Elman Nasirov () — Azerbaijani political scientist, political commentator, deputy of the National Assembly of Azerbaijan, Director of the Institute for Political Studies at the Academy of Public Administration of Azerbaijan.

Biography 
In 1989-1994 he received higher education at the History faculty of Baku State University (BSU) and graduated from the university with a diploma of distinction. In 1995-2000, the dissertation of the department of new and modern history of the countries of Europe and America, BSU. In parallel, 1995–2003, he worked at the Department of New and Contemporary History of the Countries of Europe and America at the Belarusian State University, where in 2001 he defended his dissertation on the topic “Azerbaijan-American Relations: 1991-1997” and received a doctorate in history.

In 2011, he defended his doctoral dissertation on the theme "The United States and the problems of international terrorism" and received a doctorate in political sciences. In 2012, he received the academic title of professor at the Department of International Relations and Foreign Policy of the Academy of Public Administration under the President of the Republic of Azerbaijan.

In 2004, he joined the editorial board of the scientific and practical journal "Public Administration: Fundamentals and Practice" and in 2012 became the executive secretary of this journal. In 2012, he joined the editorial board of the scientific and analytical journal "Geopolitics" of the Republic of Romania.

Since 2007, an expert of the Expert Council of Political and Historical Sciences of the Higher Attestation Commission under the President of the Republic of Azerbaijan.

_Data section:_

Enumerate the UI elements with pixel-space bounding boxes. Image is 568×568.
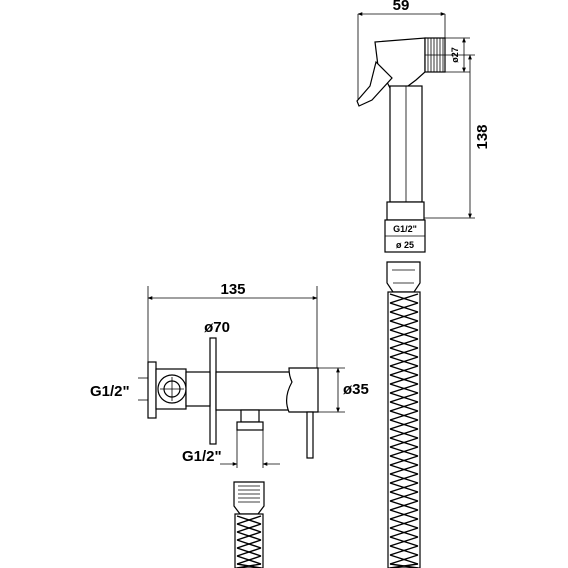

_What is expected:_ In the Elman Nasirov biography, what was the topic of the dissertation he defended in 2011? The listing has no connection to the Elman Nasirov biography.

_Finished task:_ "The United States and the problems of international terrorism"